* [WHAT IS NEEDED] From the material below, return every line that includes "source".

=======

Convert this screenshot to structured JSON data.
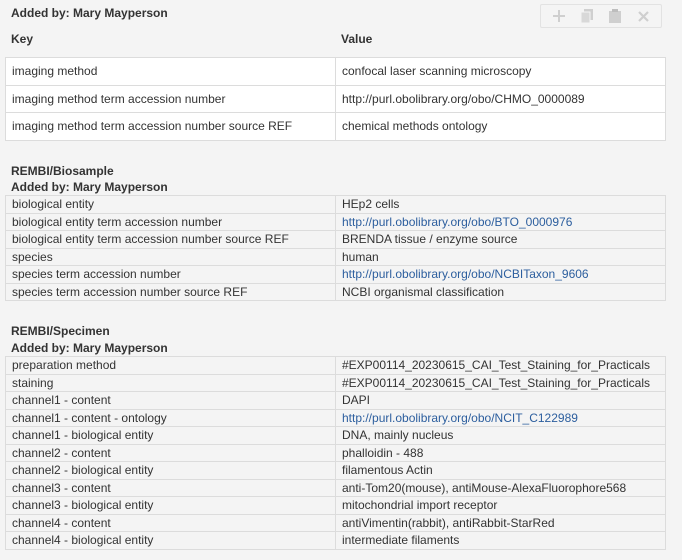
{
  "top_section": {
    "added_by": "Added by: Mary Mayperson",
    "toolbar": {
      "add_icon": "plus-icon",
      "copy_icon": "copy-icon",
      "paste_icon": "clipboard-icon",
      "delete_icon": "close-icon"
    },
    "columns": {
      "key": "Key",
      "value": "Value"
    },
    "rows": [
      {
        "key": "imaging method",
        "value": "confocal laser scanning microscopy"
      },
      {
        "key": "imaging method term accession number",
        "value": "http://purl.obolibrary.org/obo/CHMO_0000089"
      },
      {
        "key": "imaging method term accession number source REF",
        "value": "chemical methods ontology"
      }
    ]
  },
  "biosample": {
    "title": "REMBI/Biosample",
    "added_by": "Added by: Mary Mayperson",
    "rows": [
      {
        "key": "biological entity",
        "value": "HEp2 cells",
        "link": false
      },
      {
        "key": "biological entity term accession number",
        "value": "http://purl.obolibrary.org/obo/BTO_0000976",
        "link": true
      },
      {
        "key": "biological entity term accession number source REF",
        "value": "BRENDA tissue / enzyme source",
        "link": false
      },
      {
        "key": "species",
        "value": "human",
        "link": false
      },
      {
        "key": "species term accession number",
        "value": "http://purl.obolibrary.org/obo/NCBITaxon_9606",
        "link": true
      },
      {
        "key": "species term accession number source REF",
        "value": "NCBI organismal classification",
        "link": false
      }
    ]
  },
  "specimen": {
    "title": "REMBI/Specimen",
    "added_by": "Added by: Mary Mayperson",
    "rows": [
      {
        "key": "preparation method",
        "value": "#EXP00114_20230615_CAI_Test_Staining_for_Practicals",
        "link": false
      },
      {
        "key": "staining",
        "value": "#EXP00114_20230615_CAI_Test_Staining_for_Practicals",
        "link": false
      },
      {
        "key": "channel1 - content",
        "value": "DAPI",
        "link": false
      },
      {
        "key": "channel1 - content - ontology",
        "value": "http://purl.obolibrary.org/obo/NCIT_C122989",
        "link": true
      },
      {
        "key": "channel1 - biological entity",
        "value": "DNA, mainly nucleus",
        "link": false
      },
      {
        "key": "channel2 - content",
        "value": "phalloidin - 488",
        "link": false
      },
      {
        "key": "channel2 - biological entity",
        "value": "filamentous Actin",
        "link": false
      },
      {
        "key": "channel3 - content",
        "value": "anti-Tom20(mouse), antiMouse-AlexaFluorophore568",
        "link": false
      },
      {
        "key": "channel3 - biological entity",
        "value": "mitochondrial import receptor",
        "link": false
      },
      {
        "key": "channel4 - content",
        "value": "antiVimentin(rabbit), antiRabbit-StarRed",
        "link": false
      },
      {
        "key": "channel4 - biological entity",
        "value": "intermediate filaments",
        "link": false
      }
    ]
  }
}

=======

* [SOLUTION]
        "key": "imaging method term accession number source REF",
        "key": "biological entity term accession number source REF",
        "value": "BRENDA tissue / enzyme source",
        "key": "species term accession number source REF",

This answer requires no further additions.